Written exercise: Where the string "Bengio" occurs in the material below, report the whole line.

**** Input for this task

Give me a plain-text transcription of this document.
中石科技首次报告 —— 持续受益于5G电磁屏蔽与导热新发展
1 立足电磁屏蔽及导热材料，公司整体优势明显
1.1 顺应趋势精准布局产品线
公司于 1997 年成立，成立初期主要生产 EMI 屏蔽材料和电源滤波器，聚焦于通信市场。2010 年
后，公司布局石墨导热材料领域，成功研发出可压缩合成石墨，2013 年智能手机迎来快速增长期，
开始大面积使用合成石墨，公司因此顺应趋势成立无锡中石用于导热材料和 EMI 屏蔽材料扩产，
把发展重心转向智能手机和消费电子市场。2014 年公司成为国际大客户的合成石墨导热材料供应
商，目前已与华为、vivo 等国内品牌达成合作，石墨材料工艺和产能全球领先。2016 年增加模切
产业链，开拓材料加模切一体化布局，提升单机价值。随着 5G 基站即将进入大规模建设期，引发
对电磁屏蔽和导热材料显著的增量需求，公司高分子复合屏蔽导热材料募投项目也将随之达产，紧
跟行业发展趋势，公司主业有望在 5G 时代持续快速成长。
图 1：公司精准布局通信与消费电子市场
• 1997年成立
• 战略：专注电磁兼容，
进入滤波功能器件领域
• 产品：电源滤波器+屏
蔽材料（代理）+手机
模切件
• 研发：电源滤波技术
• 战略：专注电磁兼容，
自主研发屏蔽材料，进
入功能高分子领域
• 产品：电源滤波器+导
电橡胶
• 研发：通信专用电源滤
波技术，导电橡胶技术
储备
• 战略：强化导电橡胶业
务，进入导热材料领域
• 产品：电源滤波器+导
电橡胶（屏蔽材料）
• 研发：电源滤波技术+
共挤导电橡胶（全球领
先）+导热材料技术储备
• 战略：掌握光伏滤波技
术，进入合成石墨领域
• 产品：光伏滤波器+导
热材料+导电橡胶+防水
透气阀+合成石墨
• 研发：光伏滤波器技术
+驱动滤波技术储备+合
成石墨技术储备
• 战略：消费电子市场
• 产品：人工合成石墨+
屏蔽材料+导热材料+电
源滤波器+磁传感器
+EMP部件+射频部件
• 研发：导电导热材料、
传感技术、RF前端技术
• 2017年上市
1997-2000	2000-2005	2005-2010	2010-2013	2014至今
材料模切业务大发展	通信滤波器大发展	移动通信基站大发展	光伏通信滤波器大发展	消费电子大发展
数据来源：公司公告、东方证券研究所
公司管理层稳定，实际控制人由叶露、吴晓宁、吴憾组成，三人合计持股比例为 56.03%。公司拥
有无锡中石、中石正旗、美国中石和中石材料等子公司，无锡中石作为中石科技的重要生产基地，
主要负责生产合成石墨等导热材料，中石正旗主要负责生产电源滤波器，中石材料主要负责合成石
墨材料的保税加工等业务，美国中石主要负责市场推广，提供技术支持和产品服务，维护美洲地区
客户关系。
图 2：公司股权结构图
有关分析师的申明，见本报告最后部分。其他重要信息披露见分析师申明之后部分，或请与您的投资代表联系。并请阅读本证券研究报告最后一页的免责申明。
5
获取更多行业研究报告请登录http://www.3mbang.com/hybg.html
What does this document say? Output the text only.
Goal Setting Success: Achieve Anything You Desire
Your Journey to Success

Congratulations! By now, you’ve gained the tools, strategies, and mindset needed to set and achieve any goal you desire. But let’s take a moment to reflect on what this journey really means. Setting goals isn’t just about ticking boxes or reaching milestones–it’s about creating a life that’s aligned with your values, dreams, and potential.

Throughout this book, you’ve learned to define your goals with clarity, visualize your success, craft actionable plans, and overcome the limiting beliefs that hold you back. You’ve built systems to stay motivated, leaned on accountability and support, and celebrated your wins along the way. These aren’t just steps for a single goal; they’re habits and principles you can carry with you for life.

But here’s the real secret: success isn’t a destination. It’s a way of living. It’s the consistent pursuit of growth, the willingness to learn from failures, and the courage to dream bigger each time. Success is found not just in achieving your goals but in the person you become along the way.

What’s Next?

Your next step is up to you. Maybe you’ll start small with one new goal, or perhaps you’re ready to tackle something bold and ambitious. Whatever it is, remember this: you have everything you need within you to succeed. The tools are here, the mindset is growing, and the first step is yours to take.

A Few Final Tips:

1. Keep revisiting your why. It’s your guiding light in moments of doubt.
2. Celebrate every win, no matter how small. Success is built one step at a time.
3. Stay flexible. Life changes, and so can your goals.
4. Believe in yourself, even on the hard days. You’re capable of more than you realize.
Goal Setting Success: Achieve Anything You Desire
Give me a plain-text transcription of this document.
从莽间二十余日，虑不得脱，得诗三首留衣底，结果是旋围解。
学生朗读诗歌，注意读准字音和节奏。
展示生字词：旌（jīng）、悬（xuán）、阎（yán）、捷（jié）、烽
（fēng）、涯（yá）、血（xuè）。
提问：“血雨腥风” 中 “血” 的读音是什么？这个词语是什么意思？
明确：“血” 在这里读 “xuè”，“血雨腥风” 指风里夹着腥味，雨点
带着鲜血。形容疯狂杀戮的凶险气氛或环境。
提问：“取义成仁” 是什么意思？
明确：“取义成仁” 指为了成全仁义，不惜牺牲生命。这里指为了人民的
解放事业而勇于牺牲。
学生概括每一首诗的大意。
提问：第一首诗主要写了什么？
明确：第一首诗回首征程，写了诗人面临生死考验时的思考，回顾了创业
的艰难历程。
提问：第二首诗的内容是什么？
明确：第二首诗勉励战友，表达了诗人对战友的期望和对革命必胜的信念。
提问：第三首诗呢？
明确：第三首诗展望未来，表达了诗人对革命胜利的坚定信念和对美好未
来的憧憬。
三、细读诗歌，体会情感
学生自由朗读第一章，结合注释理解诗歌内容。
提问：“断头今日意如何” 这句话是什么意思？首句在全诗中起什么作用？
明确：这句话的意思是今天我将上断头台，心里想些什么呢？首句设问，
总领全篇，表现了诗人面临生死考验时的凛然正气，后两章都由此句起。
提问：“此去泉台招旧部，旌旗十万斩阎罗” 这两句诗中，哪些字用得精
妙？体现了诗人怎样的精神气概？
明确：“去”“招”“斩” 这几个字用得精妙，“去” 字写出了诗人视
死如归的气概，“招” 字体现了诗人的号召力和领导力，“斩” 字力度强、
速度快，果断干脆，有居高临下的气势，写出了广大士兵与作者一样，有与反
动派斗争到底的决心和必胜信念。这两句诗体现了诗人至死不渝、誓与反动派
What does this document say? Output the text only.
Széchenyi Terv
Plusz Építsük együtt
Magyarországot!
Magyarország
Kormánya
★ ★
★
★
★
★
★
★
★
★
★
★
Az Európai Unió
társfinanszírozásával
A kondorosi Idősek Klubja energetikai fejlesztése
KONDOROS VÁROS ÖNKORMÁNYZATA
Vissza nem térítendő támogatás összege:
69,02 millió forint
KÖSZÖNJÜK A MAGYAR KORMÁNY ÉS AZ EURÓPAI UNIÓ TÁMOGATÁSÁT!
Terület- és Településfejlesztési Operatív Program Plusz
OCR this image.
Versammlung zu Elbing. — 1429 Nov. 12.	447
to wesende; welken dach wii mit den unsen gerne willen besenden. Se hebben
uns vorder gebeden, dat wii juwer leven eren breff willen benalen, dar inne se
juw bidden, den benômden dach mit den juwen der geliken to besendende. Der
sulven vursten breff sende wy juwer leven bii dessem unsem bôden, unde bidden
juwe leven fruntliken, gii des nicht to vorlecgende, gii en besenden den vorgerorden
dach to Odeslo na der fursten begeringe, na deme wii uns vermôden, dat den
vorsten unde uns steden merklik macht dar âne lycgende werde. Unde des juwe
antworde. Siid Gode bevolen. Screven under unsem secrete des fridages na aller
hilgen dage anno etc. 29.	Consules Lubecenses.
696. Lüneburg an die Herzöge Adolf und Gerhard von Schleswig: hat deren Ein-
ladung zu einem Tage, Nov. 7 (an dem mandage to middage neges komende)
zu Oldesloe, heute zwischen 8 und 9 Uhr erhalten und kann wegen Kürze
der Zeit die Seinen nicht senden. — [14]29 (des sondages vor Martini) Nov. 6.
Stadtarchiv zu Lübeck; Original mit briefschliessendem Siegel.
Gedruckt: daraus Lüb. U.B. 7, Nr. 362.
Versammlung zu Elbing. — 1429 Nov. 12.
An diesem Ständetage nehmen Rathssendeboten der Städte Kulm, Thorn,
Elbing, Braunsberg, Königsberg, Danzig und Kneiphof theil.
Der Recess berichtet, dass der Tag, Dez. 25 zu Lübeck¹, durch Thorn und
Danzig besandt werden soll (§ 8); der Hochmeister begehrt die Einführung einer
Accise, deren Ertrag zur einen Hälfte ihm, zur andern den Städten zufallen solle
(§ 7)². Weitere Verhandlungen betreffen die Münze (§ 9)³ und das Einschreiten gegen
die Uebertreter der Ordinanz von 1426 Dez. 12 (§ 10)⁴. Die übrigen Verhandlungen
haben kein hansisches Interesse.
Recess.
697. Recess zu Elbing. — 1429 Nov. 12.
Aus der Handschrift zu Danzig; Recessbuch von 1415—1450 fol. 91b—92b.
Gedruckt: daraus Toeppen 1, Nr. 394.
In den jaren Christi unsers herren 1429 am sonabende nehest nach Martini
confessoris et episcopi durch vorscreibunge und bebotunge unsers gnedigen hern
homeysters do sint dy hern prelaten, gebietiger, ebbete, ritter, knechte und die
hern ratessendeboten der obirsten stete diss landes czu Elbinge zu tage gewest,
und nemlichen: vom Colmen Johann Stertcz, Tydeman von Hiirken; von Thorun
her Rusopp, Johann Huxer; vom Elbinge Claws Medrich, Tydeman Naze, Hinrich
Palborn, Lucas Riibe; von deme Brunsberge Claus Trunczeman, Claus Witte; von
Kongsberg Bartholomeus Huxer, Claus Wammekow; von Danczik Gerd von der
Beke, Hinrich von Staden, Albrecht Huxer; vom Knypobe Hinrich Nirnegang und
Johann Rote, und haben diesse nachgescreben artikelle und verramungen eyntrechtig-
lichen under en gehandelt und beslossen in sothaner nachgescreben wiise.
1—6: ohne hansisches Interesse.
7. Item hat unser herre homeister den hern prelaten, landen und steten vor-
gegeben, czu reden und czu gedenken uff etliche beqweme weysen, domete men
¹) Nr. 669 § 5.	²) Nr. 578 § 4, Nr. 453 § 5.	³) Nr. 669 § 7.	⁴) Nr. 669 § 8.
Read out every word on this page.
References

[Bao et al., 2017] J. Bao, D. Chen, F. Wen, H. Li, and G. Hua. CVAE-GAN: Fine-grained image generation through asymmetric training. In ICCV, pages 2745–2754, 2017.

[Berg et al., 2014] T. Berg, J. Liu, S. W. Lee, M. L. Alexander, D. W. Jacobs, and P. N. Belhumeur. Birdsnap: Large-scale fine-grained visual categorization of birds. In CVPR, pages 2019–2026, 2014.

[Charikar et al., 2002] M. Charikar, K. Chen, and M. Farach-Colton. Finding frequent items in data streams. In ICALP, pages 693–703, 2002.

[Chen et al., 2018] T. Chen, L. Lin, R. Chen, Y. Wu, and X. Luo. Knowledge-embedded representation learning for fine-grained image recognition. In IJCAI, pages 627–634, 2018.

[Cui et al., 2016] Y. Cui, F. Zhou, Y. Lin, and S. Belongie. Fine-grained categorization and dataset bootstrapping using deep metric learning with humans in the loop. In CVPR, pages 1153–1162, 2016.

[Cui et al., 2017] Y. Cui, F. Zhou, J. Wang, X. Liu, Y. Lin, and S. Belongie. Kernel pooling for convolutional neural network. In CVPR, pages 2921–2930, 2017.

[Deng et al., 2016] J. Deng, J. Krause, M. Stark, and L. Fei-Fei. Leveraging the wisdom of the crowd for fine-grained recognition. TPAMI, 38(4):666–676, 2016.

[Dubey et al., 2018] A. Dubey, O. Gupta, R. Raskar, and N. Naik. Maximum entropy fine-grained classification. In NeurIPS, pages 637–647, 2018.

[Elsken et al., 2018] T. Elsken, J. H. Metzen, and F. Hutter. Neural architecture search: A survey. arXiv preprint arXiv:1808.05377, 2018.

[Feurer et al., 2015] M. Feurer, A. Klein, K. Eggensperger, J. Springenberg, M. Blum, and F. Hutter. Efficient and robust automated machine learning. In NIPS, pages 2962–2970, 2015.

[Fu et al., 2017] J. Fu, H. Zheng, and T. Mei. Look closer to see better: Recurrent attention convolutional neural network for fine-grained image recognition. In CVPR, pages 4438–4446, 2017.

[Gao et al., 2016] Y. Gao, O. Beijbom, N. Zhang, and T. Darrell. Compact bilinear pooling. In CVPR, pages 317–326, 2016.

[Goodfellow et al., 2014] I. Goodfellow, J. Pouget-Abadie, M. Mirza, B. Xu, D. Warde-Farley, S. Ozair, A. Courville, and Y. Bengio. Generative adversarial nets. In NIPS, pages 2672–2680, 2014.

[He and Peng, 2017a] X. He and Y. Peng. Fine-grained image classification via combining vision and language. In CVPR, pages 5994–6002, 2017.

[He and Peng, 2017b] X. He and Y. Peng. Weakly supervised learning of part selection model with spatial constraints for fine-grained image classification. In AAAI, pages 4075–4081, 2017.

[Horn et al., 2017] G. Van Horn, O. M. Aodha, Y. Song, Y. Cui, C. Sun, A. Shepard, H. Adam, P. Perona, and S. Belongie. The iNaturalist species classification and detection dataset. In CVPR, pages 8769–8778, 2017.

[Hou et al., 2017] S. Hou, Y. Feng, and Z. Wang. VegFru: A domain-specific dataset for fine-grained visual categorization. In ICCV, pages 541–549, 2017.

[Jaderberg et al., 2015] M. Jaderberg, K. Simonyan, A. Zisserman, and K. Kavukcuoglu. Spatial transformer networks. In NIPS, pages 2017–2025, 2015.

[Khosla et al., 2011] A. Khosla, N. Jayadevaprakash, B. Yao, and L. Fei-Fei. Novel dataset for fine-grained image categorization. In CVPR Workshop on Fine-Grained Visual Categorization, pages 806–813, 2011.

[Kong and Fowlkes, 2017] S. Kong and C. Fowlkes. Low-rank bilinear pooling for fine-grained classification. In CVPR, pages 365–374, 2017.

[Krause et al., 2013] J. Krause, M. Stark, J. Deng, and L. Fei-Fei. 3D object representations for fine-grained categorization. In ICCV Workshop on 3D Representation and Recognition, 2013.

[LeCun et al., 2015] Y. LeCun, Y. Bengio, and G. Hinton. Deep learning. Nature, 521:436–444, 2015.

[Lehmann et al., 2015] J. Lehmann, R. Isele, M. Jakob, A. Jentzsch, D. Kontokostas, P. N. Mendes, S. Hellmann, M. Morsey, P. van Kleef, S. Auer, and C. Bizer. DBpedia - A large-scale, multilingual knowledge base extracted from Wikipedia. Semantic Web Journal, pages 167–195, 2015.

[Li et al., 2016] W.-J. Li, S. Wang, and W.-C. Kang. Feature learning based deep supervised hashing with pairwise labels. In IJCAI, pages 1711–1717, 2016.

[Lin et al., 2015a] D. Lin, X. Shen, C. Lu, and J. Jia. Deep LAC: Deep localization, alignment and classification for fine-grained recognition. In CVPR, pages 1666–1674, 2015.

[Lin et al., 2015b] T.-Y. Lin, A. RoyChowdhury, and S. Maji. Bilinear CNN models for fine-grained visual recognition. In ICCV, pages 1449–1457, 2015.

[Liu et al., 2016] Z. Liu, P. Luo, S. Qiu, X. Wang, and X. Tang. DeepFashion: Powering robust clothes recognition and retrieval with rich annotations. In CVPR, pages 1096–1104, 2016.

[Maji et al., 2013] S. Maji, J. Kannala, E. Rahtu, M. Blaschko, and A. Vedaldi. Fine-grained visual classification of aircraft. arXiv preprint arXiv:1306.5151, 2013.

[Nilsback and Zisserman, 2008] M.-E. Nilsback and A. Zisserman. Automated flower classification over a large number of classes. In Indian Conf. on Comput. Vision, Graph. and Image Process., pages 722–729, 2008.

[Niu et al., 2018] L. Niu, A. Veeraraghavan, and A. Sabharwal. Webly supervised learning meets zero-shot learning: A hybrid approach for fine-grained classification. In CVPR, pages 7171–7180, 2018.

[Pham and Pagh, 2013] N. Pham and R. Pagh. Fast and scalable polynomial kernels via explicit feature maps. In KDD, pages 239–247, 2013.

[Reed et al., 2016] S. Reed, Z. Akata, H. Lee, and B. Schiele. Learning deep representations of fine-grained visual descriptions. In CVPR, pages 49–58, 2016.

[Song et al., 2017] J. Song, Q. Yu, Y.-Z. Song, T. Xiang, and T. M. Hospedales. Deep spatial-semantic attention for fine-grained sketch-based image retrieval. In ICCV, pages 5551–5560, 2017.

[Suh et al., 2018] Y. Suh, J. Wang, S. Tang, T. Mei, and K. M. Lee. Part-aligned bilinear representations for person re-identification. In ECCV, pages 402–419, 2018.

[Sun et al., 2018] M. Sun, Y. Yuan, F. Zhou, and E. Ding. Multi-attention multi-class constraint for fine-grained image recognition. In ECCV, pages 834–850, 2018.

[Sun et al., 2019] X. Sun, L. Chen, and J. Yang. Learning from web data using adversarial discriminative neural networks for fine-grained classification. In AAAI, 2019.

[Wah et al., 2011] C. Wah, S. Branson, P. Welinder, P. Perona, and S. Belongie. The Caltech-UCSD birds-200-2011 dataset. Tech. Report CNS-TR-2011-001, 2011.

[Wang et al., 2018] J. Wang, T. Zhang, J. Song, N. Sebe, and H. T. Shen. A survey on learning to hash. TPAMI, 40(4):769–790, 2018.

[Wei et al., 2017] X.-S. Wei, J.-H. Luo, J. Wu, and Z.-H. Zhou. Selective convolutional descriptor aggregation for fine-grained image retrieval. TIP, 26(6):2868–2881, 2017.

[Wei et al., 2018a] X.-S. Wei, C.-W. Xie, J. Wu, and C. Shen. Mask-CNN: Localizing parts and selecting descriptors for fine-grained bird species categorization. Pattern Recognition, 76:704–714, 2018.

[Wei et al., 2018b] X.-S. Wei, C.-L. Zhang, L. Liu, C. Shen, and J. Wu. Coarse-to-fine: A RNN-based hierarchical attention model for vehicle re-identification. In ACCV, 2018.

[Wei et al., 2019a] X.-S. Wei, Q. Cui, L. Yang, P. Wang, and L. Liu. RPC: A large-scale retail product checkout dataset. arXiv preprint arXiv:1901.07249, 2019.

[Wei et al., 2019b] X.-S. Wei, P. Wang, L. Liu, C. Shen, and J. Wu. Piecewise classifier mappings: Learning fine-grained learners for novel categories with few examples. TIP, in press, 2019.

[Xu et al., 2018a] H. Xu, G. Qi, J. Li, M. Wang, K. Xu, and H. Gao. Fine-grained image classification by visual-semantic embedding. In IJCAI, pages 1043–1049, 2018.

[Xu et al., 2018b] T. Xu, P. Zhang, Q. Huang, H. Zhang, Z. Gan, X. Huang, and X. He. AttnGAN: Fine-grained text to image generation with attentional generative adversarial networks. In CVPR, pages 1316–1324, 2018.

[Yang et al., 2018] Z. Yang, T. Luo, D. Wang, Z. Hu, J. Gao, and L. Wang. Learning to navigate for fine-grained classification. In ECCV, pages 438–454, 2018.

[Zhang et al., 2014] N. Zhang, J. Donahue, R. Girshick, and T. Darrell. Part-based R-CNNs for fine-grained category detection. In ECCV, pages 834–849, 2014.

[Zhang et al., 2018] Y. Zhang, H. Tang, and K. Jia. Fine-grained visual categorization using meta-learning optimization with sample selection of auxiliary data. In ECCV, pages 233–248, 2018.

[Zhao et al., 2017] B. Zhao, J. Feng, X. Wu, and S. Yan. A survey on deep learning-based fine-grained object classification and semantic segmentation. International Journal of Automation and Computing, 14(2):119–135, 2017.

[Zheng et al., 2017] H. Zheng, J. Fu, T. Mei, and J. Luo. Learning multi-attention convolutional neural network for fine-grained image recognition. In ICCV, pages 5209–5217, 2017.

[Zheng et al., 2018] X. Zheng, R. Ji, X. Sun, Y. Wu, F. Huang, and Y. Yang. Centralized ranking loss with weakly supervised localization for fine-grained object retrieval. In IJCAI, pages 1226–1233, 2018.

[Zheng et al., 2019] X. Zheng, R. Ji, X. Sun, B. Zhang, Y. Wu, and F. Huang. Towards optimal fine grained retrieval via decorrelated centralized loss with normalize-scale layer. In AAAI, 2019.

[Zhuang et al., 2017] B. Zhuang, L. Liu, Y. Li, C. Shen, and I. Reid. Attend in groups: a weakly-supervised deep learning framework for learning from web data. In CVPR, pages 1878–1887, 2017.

********

Full output:
[Goodfellow et al., 2014] I. Goodfellow, J. Pouget-Abadie, M. Mirza, B. Xu, D. Warde-Farley, S. Ozair, A. Courville, and Y. Bengio. Generative adversarial nets. In NIPS, pages 2672–2680, 2014.
[LeCun et al., 2015] Y. LeCun, Y. Bengio, and G. Hinton. Deep learning. Nature, 521:436–444, 2015.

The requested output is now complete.